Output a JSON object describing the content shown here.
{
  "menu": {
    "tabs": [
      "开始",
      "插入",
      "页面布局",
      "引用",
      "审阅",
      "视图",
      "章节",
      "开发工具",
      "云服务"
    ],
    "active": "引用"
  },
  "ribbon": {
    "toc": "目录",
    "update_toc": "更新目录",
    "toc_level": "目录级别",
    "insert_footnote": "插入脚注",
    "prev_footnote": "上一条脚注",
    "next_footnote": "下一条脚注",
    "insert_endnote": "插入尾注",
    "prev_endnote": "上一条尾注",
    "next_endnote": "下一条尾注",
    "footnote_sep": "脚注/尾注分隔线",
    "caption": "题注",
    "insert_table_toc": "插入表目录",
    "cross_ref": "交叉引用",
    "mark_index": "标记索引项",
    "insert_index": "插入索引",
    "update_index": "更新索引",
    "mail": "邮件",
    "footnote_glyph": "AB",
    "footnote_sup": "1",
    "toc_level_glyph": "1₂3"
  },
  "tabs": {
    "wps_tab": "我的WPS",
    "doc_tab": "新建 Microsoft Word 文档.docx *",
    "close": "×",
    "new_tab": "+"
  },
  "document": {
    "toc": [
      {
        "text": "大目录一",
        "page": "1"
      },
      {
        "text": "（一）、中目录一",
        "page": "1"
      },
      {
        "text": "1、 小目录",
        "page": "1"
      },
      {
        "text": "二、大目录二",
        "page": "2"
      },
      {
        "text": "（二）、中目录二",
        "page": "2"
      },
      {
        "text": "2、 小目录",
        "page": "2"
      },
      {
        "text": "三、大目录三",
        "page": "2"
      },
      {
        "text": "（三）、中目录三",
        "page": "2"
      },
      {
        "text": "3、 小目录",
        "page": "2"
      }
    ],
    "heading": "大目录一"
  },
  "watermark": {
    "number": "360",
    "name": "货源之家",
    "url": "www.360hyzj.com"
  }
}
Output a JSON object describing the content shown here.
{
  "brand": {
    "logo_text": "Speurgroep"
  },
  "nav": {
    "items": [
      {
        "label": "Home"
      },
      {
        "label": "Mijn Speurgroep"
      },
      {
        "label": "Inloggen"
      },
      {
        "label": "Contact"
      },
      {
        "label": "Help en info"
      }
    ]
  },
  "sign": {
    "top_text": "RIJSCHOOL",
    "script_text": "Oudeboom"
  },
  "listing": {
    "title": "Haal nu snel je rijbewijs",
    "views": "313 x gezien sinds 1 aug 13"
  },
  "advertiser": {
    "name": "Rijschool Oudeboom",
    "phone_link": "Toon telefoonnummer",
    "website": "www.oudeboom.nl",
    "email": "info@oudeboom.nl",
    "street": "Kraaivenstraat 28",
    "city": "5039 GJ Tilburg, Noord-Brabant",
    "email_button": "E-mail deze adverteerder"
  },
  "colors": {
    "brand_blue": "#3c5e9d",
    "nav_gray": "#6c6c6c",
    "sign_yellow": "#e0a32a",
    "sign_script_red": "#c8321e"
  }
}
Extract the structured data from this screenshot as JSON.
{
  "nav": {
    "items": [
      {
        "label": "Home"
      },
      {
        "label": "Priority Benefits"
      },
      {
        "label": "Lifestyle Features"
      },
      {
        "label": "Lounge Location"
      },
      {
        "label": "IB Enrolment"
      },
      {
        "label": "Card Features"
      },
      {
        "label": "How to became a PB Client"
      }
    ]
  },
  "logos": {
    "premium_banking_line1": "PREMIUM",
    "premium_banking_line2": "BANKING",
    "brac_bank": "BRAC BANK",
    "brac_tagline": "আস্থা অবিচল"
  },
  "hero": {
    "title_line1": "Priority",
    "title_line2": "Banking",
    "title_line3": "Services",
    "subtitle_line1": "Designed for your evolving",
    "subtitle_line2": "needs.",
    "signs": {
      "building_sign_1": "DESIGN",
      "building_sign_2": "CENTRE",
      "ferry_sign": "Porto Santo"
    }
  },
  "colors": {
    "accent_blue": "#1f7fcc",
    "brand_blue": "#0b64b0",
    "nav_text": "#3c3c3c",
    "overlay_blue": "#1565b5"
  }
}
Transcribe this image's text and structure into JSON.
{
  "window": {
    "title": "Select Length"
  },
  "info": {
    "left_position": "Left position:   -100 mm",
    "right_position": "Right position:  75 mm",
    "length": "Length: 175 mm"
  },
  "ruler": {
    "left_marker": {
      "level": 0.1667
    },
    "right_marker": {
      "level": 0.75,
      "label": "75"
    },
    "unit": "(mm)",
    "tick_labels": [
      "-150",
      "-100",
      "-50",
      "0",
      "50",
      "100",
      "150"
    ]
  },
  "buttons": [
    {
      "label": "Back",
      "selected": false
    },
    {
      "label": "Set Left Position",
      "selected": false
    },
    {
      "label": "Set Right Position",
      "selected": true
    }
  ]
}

------------------------------------------------

§ **Short problem**: Transcribe all lines as written.

§ **The answer**:
Output a JSON object describing the content shown here.
{
  "menu": {
    "tabs": [
      "开始",
      "插入",
      "页面布局",
      "引用",
      "审阅",
      "视图",
      "章节",
      "开发工具",
      "云服务"
    ],
    "active": "引用"
  },
  "ribbon": {
    "toc": "目录",
    "update_toc": "更新目录",
    "toc_level": "目录级别",
    "insert_footnote": "插入脚注",
    "prev_footnote": "上一条脚注",
    "next_footnote": "下一条脚注",
    "insert_endnote": "插入尾注",
    "prev_endnote": "上一条尾注",
    "next_endnote": "下一条尾注",
    "footnote_sep": "脚注/尾注分隔线",
    "caption": "题注",
    "insert_table_toc": "插入表目录",
    "cross_ref": "交叉引用",
    "mark_index": "标记索引项",
    "insert_index": "插入索引",
    "update_index": "更新索引",
    "mail": "邮件",
    "footnote_glyph": "AB",
    "footnote_sup": "1",
    "toc_level_glyph": "1₂3"
  },
  "tabs": {
    "wps_tab": "我的WPS",
    "doc_tab": "新建 Microsoft Word 文档.docx *",
    "close": "×",
    "new_tab": "+"
  },
  "document": {
    "toc": [
      {
        "text": "大目录一",
        "page": "1"
      },
      {
        "text": "（一）、中目录一",
        "page": "1"
      },
      {
        "text": "1、 小目录",
        "page": "1"
      },
      {
        "text": "二、大目录二",
        "page": "2"
      },
      {
        "text": "（二）、中目录二",
        "page": "2"
      },
      {
        "text": "2、 小目录",
        "page": "2"
      },
      {
        "text": "三、大目录三",
        "page": "2"
      },
      {
        "text": "（三）、中目录三",
        "page": "2"
      },
      {
        "text": "3、 小目录",
        "page": "2"
      }
    ],
    "heading": "大目录一"
  },
  "watermark": {
    "number": "360",
    "name": "货源之家",
    "url": "www.360hyzj.com"
  }
}
Output a JSON object describing the content shown here.
{
  "brand": {
    "logo_text": "Speurgroep"
  },
  "nav": {
    "items": [
      {
        "label": "Home"
      },
      {
        "label": "Mijn Speurgroep"
      },
      {
        "label": "Inloggen"
      },
      {
        "label": "Contact"
      },
      {
        "label": "Help en info"
      }
    ]
  },
  "sign": {
    "top_text": "RIJSCHOOL",
    "script_text": "Oudeboom"
  },
  "listing": {
    "title": "Haal nu snel je rijbewijs",
    "views": "313 x gezien sinds 1 aug 13"
  },
  "advertiser": {
    "name": "Rijschool Oudeboom",
    "phone_link": "Toon telefoonnummer",
    "website": "www.oudeboom.nl",
    "email": "info@oudeboom.nl",
    "street": "Kraaivenstraat 28",
    "city": "5039 GJ Tilburg, Noord-Brabant",
    "email_button": "E-mail deze adverteerder"
  },
  "colors": {
    "brand_blue": "#3c5e9d",
    "nav_gray": "#6c6c6c",
    "sign_yellow": "#e0a32a",
    "sign_script_red": "#c8321e"
  }
}
Extract the structured data from this screenshot as JSON.
{
  "nav": {
    "items": [
      {
        "label": "Home"
      },
      {
        "label": "Priority Benefits"
      },
      {
        "label": "Lifestyle Features"
      },
      {
        "label": "Lounge Location"
      },
      {
        "label": "IB Enrolment"
      },
      {
        "label": "Card Features"
      },
      {
        "label": "How to became a PB Client"
      }
    ]
  },
  "logos": {
    "premium_banking_line1": "PREMIUM",
    "premium_banking_line2": "BANKING",
    "brac_bank": "BRAC BANK",
    "brac_tagline": "আস্থা অবিচল"
  },
  "hero": {
    "title_line1": "Priority",
    "title_line2": "Banking",
    "title_line3": "Services",
    "subtitle_line1": "Designed for your evolving",
    "subtitle_line2": "needs.",
    "signs": {
      "building_sign_1": "DESIGN",
      "building_sign_2": "CENTRE",
      "ferry_sign": "Porto Santo"
    }
  },
  "colors": {
    "accent_blue": "#1f7fcc",
    "brand_blue": "#0b64b0",
    "nav_text": "#3c3c3c",
    "overlay_blue": "#1565b5"
  }
}
Transcribe this image's text and structure into JSON.
{
  "window": {
    "title": "Select Length"
  },
  "info": {
    "left_position": "Left position:   -100 mm",
    "right_position": "Right position:  75 mm",
    "length": "Length: 175 mm"
  },
  "ruler": {
    "left_marker": {
      "level": 0.1667
    },
    "right_marker": {
      "level": 0.75,
      "label": "75"
    },
    "unit": "(mm)",
    "tick_labels": [
      "-150",
      "-100",
      "-50",
      "0",
      "50",
      "100",
      "150"
    ]
  },
  "buttons": [
    {
      "label": "Back",
      "selected": false
    },
    {
      "label": "Set Left Position",
      "selected": false
    },
    {
      "label": "Set Right Position",
      "selected": true
    }
  ]
}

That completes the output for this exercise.